Start

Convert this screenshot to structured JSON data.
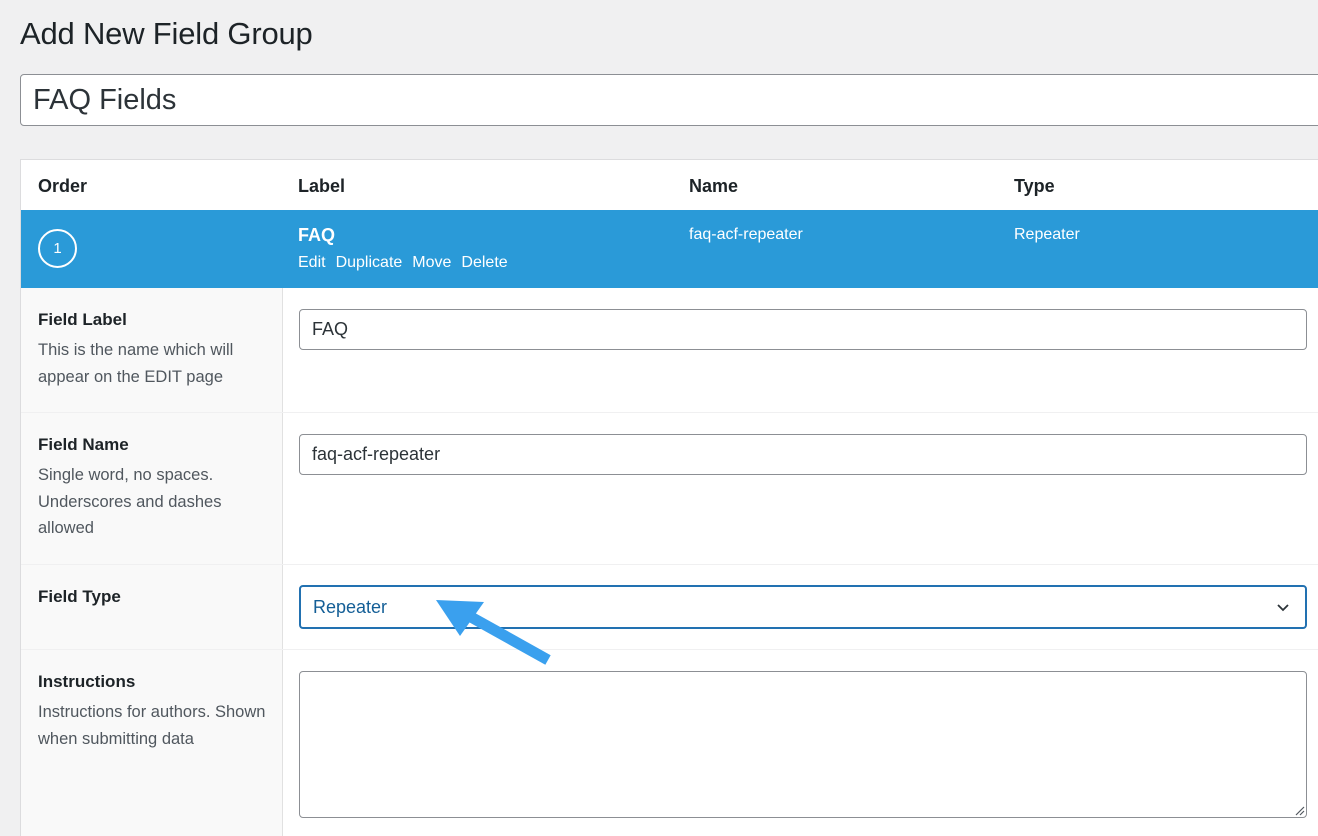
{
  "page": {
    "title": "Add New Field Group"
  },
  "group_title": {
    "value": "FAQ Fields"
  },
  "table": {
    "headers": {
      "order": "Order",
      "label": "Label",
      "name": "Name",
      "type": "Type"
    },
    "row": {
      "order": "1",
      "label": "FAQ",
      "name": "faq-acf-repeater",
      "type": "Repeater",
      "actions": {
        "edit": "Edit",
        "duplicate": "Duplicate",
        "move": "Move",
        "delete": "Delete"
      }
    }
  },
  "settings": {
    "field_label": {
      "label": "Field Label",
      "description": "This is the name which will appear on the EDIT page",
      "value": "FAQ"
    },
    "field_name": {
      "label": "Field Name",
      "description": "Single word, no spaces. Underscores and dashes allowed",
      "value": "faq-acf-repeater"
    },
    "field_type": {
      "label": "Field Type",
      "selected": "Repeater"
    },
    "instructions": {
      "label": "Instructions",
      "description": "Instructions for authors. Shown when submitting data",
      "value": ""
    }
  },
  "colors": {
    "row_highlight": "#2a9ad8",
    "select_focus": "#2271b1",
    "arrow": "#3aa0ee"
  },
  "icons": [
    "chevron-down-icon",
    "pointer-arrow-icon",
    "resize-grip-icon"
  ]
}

End
Start

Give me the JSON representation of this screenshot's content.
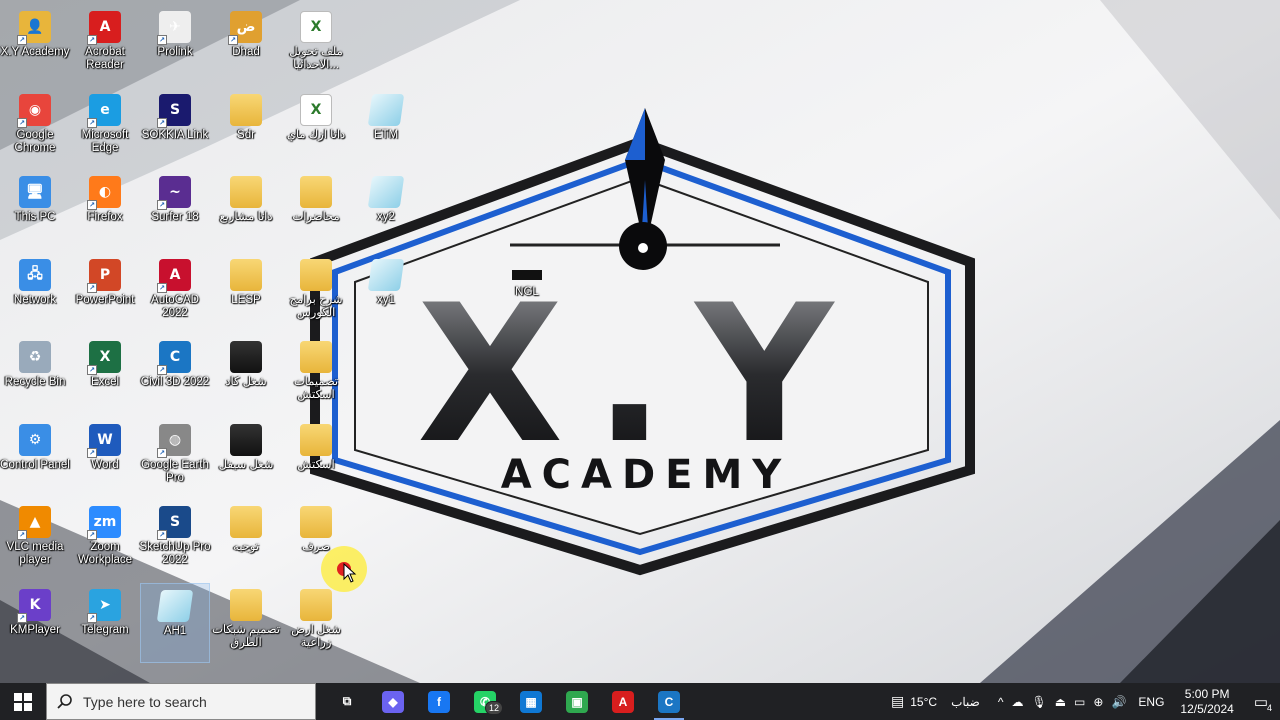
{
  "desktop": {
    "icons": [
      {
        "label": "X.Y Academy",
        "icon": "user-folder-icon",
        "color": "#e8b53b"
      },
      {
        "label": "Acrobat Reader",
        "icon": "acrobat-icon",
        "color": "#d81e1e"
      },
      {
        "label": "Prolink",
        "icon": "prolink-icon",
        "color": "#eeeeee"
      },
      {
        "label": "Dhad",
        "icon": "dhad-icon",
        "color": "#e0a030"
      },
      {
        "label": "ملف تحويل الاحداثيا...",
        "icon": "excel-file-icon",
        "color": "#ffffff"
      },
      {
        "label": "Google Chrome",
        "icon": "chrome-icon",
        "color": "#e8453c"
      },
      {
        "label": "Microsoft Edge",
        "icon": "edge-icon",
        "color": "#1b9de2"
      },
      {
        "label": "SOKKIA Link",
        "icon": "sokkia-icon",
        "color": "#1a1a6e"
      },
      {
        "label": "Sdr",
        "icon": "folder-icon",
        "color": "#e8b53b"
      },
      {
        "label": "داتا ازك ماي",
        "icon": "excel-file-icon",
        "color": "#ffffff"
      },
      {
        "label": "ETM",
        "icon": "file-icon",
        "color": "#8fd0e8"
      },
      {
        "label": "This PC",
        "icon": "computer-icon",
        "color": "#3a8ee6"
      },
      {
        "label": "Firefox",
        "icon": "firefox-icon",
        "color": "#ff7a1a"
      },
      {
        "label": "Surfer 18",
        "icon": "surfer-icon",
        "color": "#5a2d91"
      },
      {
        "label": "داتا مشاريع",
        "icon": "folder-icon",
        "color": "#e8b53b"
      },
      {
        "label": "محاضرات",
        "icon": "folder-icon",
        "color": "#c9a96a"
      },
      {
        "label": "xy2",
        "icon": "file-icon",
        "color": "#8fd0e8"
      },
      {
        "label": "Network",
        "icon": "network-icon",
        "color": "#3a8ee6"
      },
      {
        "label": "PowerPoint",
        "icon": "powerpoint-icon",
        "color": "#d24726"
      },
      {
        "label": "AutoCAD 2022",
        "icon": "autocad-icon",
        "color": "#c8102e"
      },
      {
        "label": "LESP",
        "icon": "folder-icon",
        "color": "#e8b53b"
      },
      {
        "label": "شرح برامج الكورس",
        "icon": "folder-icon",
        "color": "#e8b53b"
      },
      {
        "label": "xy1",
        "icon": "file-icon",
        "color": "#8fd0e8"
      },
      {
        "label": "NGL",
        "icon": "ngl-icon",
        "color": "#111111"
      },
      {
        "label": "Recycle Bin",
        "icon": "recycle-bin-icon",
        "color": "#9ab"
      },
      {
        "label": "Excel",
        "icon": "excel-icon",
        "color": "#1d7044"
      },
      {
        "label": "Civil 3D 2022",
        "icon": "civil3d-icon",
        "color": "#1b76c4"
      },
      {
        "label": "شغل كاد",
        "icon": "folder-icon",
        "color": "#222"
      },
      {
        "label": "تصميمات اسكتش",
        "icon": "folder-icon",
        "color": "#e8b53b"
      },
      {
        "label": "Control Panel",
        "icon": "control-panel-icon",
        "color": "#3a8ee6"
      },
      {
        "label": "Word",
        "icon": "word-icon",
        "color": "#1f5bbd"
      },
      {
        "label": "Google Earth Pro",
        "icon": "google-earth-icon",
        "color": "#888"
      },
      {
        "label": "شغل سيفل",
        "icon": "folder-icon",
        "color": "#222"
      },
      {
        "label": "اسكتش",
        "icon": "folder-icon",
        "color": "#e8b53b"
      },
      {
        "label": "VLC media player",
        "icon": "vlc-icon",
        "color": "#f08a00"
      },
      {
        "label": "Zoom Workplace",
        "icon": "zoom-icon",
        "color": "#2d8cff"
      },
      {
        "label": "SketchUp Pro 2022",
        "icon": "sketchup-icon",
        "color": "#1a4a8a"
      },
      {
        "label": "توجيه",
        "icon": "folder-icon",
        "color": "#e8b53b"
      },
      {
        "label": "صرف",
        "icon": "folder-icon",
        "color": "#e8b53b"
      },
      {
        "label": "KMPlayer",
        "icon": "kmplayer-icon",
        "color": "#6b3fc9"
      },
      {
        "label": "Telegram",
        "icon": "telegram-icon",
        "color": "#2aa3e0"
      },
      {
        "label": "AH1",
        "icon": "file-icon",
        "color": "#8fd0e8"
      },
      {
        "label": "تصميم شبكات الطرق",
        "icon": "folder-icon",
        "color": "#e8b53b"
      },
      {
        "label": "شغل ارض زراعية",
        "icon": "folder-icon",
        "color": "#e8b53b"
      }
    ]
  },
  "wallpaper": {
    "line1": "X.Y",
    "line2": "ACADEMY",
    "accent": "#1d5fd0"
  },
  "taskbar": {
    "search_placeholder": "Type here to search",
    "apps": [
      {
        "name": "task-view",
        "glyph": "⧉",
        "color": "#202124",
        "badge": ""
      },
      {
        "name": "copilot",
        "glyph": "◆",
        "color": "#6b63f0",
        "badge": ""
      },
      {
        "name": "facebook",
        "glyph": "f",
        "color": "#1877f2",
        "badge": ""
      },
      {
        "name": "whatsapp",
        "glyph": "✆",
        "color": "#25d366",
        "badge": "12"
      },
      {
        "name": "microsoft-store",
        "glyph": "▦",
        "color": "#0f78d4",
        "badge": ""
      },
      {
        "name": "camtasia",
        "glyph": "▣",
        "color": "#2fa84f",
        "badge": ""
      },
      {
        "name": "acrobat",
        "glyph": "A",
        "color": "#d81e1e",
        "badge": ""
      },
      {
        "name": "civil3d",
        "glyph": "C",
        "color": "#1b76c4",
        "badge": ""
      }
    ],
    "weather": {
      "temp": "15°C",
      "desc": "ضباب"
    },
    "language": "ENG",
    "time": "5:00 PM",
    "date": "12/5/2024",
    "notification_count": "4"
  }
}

End

◆ **STATED TASK**: Scan the lines above for "value", then copy every one that has it.

◆ **FINAL RESULT**:
    "value": "FAQ Fields"
      "value": "FAQ"
      "value": "faq-acf-repeater"
      "value": ""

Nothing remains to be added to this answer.